═════ Data shown

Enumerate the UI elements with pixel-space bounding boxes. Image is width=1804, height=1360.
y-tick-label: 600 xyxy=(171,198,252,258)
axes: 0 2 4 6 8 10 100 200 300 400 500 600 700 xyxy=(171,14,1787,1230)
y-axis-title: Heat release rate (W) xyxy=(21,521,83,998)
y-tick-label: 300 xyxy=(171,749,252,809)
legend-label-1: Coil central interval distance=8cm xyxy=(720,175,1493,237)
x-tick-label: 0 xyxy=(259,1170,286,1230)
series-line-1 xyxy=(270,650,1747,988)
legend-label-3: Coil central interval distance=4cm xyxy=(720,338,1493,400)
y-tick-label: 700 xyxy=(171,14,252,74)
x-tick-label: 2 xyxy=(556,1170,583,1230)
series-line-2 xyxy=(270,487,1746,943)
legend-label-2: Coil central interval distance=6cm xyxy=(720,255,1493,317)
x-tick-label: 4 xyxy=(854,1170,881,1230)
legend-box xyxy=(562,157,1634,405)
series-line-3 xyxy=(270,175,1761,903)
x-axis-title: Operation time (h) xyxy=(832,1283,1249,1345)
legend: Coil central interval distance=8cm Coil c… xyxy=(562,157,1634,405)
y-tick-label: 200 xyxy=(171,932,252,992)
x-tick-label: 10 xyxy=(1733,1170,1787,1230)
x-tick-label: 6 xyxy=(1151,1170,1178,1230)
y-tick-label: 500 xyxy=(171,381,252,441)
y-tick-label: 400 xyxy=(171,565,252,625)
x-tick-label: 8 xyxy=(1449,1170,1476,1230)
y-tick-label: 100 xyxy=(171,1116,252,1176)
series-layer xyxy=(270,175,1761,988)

══════════

_Your instructions:_
Can you swap "Heat release rate" for "Heat output" everywhere in the data above and reproduce every line with nothing else changed?

_Task result:_
Enumerate the UI elements with pixel-space bounding boxes. Image is width=1804, height=1360.
y-tick-label: 600 xyxy=(171,198,252,258)
axes: 0 2 4 6 8 10 100 200 300 400 500 600 700 xyxy=(171,14,1787,1230)
y-axis-title: Heat output (W) xyxy=(21,521,83,998)
y-tick-label: 300 xyxy=(171,749,252,809)
legend-label-1: Coil central interval distance=8cm xyxy=(720,175,1493,237)
x-tick-label: 0 xyxy=(259,1170,286,1230)
series-line-1 xyxy=(270,650,1747,988)
legend-label-3: Coil central interval distance=4cm xyxy=(720,338,1493,400)
y-tick-label: 700 xyxy=(171,14,252,74)
x-tick-label: 2 xyxy=(556,1170,583,1230)
series-line-2 xyxy=(270,487,1746,943)
legend-label-2: Coil central interval distance=6cm xyxy=(720,255,1493,317)
x-tick-label: 4 xyxy=(854,1170,881,1230)
legend-box xyxy=(562,157,1634,405)
series-line-3 xyxy=(270,175,1761,903)
x-axis-title: Operation time (h) xyxy=(832,1283,1249,1345)
legend: Coil central interval distance=8cm Coil c… xyxy=(562,157,1634,405)
y-tick-label: 200 xyxy=(171,932,252,992)
x-tick-label: 10 xyxy=(1733,1170,1787,1230)
x-tick-label: 6 xyxy=(1151,1170,1178,1230)
y-tick-label: 500 xyxy=(171,381,252,441)
y-tick-label: 400 xyxy=(171,565,252,625)
x-tick-label: 8 xyxy=(1449,1170,1476,1230)
y-tick-label: 100 xyxy=(171,1116,252,1176)
series-layer xyxy=(270,175,1761,988)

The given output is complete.